EXERCISE AIM:
Determine the number of lines in these entries that hold the word "dessa". Give the number and nothing more.

SOURCE RECORDS:
(begin)

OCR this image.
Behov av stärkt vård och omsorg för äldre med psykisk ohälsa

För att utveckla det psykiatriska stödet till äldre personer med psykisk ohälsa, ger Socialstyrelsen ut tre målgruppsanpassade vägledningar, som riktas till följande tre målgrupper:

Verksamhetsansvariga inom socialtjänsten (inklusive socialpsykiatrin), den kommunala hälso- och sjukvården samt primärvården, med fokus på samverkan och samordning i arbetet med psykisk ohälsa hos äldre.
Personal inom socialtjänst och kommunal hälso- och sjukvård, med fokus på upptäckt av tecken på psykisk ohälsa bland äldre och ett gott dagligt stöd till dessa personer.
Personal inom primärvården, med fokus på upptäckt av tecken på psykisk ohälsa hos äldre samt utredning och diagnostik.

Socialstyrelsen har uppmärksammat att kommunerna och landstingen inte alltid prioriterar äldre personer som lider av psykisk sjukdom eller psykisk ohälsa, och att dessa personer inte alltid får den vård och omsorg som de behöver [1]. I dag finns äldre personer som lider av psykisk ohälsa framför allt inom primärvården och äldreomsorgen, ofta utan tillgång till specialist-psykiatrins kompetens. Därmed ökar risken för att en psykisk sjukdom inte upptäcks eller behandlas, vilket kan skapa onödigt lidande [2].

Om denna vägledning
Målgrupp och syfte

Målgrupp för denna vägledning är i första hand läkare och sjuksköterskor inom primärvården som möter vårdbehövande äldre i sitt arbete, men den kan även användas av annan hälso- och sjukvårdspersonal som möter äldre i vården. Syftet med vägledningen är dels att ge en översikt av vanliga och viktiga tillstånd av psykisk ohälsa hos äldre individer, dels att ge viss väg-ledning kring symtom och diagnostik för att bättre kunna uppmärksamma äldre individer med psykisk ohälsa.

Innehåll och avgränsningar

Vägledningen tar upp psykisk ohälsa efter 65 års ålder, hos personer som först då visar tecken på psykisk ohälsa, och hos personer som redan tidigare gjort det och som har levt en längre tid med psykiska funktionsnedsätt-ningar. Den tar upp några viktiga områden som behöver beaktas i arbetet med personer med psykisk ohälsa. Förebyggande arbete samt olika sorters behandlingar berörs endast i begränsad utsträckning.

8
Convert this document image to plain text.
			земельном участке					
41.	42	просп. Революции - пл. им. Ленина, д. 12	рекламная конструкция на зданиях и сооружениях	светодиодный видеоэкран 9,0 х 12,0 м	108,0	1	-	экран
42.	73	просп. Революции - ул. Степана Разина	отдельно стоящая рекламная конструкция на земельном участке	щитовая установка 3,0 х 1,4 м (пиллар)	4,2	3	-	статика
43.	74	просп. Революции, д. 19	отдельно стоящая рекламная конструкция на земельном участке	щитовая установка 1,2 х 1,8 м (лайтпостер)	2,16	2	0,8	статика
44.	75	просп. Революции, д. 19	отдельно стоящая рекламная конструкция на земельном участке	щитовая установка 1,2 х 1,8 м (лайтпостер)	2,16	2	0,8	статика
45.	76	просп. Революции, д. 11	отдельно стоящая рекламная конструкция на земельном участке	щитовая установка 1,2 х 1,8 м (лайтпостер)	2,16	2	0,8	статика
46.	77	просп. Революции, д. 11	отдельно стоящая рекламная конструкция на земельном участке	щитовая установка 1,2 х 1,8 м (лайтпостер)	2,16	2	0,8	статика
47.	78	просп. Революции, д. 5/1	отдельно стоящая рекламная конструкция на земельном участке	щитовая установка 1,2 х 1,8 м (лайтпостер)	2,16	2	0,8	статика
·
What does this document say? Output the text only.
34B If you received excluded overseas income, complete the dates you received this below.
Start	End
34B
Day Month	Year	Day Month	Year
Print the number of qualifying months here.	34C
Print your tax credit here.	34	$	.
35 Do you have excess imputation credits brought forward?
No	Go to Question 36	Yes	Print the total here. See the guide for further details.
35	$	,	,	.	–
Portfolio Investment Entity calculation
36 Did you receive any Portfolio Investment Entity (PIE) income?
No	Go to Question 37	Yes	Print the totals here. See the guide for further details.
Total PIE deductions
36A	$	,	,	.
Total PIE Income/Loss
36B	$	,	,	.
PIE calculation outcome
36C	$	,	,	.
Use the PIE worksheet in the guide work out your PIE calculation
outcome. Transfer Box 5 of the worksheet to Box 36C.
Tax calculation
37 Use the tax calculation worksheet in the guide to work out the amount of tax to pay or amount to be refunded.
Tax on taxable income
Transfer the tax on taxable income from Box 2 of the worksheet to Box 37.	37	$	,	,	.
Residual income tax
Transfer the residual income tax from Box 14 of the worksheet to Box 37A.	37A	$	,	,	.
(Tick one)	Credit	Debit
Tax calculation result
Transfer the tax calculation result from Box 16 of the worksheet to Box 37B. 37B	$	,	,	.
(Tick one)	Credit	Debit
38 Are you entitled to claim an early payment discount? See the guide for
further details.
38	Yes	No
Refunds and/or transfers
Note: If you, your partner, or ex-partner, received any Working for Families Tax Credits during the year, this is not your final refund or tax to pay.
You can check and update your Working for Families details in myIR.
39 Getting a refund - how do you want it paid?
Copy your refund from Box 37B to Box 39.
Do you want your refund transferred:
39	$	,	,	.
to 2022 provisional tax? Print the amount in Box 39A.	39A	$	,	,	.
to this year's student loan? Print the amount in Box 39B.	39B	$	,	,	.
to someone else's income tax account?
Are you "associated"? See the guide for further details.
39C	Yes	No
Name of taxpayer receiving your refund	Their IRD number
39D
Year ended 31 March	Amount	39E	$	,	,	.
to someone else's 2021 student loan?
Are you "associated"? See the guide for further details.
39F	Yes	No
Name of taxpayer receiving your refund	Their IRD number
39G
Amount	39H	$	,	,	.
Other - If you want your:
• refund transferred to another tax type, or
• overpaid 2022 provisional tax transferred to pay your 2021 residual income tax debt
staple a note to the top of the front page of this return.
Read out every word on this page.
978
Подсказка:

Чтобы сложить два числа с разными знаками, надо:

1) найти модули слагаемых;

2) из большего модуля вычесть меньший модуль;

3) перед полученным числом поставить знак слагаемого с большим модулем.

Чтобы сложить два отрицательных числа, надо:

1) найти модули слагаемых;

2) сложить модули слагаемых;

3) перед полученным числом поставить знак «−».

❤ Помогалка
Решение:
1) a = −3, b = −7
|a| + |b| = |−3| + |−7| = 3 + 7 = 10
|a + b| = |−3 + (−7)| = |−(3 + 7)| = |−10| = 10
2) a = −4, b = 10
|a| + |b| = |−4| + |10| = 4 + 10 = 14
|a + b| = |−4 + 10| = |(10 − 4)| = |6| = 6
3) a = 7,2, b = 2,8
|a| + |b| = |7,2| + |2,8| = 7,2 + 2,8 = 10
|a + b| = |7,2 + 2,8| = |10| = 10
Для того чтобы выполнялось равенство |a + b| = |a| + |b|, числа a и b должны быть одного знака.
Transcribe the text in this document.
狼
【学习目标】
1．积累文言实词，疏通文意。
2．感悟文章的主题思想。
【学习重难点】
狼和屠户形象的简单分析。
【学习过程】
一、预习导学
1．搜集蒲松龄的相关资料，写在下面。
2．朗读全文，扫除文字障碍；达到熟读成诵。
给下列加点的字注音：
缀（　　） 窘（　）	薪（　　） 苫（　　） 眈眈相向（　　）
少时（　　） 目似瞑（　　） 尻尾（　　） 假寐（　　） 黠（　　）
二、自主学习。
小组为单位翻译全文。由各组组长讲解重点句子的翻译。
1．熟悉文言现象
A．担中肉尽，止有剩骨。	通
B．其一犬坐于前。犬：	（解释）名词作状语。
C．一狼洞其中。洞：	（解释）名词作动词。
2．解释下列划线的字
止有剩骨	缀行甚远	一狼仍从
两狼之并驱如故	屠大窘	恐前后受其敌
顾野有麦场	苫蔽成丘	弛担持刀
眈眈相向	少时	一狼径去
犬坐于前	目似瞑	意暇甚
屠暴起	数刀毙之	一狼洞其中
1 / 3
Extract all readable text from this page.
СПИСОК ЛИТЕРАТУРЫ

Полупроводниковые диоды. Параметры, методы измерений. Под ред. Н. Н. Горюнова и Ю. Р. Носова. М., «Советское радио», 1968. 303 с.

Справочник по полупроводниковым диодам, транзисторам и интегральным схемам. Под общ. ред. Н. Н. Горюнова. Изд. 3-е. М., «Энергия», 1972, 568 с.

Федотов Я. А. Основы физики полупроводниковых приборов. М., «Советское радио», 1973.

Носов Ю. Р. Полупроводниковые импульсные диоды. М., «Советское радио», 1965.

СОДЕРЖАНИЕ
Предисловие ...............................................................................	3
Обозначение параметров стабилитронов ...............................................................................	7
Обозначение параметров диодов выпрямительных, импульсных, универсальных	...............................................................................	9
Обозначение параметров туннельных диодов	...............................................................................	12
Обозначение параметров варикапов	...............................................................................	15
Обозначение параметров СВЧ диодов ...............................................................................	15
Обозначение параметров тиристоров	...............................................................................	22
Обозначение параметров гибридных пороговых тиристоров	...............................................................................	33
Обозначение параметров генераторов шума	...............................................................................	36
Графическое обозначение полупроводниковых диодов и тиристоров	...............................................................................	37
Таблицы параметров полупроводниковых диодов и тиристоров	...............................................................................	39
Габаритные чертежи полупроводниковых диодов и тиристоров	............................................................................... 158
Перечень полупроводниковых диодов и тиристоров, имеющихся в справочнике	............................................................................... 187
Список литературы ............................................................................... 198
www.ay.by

(end)

REPLY TO THE TASK:
2